#### [Aim of the task]
For the records below, say how many lines contain the string "China". Give the number only.

------------------------

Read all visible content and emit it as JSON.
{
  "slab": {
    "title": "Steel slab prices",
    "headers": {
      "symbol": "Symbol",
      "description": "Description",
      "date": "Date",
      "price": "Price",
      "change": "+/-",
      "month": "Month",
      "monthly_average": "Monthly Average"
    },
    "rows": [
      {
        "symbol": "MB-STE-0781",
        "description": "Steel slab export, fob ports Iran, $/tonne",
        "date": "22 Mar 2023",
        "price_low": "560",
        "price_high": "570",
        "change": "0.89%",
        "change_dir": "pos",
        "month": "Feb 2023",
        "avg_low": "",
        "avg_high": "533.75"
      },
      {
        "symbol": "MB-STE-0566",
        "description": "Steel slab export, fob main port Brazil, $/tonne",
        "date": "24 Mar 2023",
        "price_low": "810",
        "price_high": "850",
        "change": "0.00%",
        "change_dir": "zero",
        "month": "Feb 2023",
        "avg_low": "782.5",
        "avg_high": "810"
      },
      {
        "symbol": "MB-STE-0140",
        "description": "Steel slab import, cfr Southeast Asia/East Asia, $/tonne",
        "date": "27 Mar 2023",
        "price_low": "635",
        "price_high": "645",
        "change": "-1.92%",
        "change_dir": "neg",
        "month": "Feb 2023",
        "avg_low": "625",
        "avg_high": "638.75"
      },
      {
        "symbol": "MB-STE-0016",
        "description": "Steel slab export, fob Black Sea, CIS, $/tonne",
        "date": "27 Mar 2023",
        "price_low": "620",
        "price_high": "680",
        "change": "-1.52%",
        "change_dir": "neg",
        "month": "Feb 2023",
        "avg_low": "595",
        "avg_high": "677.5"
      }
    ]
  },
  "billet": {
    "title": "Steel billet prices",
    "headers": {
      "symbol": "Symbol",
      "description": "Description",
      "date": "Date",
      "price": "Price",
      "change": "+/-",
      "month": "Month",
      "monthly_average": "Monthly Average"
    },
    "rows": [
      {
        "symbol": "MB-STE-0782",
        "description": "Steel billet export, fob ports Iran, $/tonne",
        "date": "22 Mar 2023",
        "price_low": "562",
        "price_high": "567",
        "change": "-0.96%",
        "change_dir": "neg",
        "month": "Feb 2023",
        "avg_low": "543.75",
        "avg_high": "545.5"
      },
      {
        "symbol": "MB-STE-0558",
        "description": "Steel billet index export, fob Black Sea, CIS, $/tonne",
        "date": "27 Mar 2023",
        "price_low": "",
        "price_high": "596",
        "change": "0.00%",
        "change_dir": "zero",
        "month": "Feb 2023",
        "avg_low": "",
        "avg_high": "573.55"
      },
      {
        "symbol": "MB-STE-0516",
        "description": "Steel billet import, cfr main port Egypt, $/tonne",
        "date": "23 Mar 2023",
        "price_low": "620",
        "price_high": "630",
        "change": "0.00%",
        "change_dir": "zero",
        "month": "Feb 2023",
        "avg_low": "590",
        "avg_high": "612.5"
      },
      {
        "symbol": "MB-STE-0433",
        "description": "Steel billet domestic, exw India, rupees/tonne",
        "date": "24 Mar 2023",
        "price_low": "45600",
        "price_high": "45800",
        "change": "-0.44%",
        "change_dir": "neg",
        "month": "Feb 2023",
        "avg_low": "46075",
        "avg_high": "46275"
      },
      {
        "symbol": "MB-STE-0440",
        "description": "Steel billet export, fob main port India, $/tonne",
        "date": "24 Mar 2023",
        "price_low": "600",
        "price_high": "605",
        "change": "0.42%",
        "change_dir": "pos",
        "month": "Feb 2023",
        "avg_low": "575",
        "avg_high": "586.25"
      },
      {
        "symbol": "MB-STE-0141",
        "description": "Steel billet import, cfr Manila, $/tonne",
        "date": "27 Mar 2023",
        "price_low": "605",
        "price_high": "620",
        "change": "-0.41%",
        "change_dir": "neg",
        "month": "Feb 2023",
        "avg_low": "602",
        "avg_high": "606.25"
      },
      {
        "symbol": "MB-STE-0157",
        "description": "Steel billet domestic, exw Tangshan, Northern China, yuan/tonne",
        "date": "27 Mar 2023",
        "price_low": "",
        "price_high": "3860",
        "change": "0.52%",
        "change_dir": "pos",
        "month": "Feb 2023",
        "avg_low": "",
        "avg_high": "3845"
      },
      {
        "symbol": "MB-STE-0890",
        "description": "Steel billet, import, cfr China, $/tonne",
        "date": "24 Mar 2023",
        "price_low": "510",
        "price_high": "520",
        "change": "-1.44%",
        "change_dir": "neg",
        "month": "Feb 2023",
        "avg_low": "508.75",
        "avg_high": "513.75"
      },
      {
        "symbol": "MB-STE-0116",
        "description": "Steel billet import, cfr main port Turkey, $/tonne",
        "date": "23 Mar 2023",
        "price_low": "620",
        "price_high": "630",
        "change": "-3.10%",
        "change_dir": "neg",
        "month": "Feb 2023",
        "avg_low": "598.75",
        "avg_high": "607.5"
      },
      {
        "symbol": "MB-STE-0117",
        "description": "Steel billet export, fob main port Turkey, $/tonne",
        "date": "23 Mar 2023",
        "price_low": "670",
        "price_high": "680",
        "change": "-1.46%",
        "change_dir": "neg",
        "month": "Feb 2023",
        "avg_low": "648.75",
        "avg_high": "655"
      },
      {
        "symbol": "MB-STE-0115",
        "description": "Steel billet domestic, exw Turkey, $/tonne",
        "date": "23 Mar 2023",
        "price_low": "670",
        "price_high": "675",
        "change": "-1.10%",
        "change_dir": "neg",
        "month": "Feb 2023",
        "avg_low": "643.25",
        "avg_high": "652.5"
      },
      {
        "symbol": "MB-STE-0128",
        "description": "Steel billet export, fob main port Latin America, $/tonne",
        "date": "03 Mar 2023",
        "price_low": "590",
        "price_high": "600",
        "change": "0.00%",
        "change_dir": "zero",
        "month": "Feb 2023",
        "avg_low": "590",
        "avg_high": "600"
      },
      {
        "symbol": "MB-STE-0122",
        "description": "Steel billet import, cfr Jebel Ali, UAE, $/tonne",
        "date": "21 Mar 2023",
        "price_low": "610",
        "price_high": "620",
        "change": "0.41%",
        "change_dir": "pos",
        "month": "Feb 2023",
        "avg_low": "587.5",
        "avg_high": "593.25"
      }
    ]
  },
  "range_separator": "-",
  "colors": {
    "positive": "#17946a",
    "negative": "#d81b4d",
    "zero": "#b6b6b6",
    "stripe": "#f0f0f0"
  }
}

------------------------

#### [Full output]
2